┌──

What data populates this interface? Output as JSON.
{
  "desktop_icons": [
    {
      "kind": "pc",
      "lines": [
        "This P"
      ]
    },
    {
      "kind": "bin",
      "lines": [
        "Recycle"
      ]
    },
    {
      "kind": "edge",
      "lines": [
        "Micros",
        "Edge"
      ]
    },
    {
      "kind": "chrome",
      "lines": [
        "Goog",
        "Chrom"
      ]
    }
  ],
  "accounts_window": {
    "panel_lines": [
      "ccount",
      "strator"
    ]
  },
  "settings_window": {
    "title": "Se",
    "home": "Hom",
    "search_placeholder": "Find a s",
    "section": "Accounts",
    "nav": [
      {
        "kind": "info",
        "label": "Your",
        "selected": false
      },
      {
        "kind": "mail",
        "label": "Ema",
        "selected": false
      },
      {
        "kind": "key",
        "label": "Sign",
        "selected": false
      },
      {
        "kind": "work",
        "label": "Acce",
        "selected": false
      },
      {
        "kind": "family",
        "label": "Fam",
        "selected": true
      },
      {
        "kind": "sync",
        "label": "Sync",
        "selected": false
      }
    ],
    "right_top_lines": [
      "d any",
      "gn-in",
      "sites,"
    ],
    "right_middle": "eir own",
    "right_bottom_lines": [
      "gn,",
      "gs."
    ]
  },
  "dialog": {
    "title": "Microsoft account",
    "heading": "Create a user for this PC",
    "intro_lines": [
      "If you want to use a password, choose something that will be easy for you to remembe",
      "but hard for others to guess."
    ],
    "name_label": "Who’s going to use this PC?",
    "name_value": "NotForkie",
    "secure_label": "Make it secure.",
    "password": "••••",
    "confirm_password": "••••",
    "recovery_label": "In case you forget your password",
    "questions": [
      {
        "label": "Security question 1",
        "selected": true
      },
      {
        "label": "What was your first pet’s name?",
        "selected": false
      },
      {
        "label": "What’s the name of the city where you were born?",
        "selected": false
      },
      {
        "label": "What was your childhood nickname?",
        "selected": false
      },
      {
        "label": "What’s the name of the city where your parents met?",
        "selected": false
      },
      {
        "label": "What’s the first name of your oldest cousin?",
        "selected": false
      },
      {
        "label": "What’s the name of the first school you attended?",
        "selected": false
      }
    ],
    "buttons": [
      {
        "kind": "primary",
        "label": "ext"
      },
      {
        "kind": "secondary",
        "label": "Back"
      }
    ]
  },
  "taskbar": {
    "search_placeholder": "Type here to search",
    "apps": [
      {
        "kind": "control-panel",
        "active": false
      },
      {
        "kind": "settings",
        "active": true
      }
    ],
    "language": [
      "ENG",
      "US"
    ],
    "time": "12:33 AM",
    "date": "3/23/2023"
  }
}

└──

Work to do:
Reproduce each line verbatim.

Response below:
What data populates this interface? Output as JSON.
{
  "desktop_icons": [
    {
      "kind": "pc",
      "lines": [
        "This P"
      ]
    },
    {
      "kind": "bin",
      "lines": [
        "Recycle"
      ]
    },
    {
      "kind": "edge",
      "lines": [
        "Micros",
        "Edge"
      ]
    },
    {
      "kind": "chrome",
      "lines": [
        "Goog",
        "Chrom"
      ]
    }
  ],
  "accounts_window": {
    "panel_lines": [
      "ccount",
      "strator"
    ]
  },
  "settings_window": {
    "title": "Se",
    "home": "Hom",
    "search_placeholder": "Find a s",
    "section": "Accounts",
    "nav": [
      {
        "kind": "info",
        "label": "Your",
        "selected": false
      },
      {
        "kind": "mail",
        "label": "Ema",
        "selected": false
      },
      {
        "kind": "key",
        "label": "Sign",
        "selected": false
      },
      {
        "kind": "work",
        "label": "Acce",
        "selected": false
      },
      {
        "kind": "family",
        "label": "Fam",
        "selected": true
      },
      {
        "kind": "sync",
        "label": "Sync",
        "selected": false
      }
    ],
    "right_top_lines": [
      "d any",
      "gn-in",
      "sites,"
    ],
    "right_middle": "eir own",
    "right_bottom_lines": [
      "gn,",
      "gs."
    ]
  },
  "dialog": {
    "title": "Microsoft account",
    "heading": "Create a user for this PC",
    "intro_lines": [
      "If you want to use a password, choose something that will be easy for you to remembe",
      "but hard for others to guess."
    ],
    "name_label": "Who’s going to use this PC?",
    "name_value": "NotForkie",
    "secure_label": "Make it secure.",
    "password": "••••",
    "confirm_password": "••••",
    "recovery_label": "In case you forget your password",
    "questions": [
      {
        "label": "Security question 1",
        "selected": true
      },
      {
        "label": "What was your first pet’s name?",
        "selected": false
      },
      {
        "label": "What’s the name of the city where you were born?",
        "selected": false
      },
      {
        "label": "What was your childhood nickname?",
        "selected": false
      },
      {
        "label": "What’s the name of the city where your parents met?",
        "selected": false
      },
      {
        "label": "What’s the first name of your oldest cousin?",
        "selected": false
      },
      {
        "label": "What’s the name of the first school you attended?",
        "selected": false
      }
    ],
    "buttons": [
      {
        "kind": "primary",
        "label": "ext"
      },
      {
        "kind": "secondary",
        "label": "Back"
      }
    ]
  },
  "taskbar": {
    "search_placeholder": "Type here to search",
    "apps": [
      {
        "kind": "control-panel",
        "active": false
      },
      {
        "kind": "settings",
        "active": true
      }
    ],
    "language": [
      "ENG",
      "US"
    ],
    "time": "12:33 AM",
    "date": "3/23/2023"
  }
}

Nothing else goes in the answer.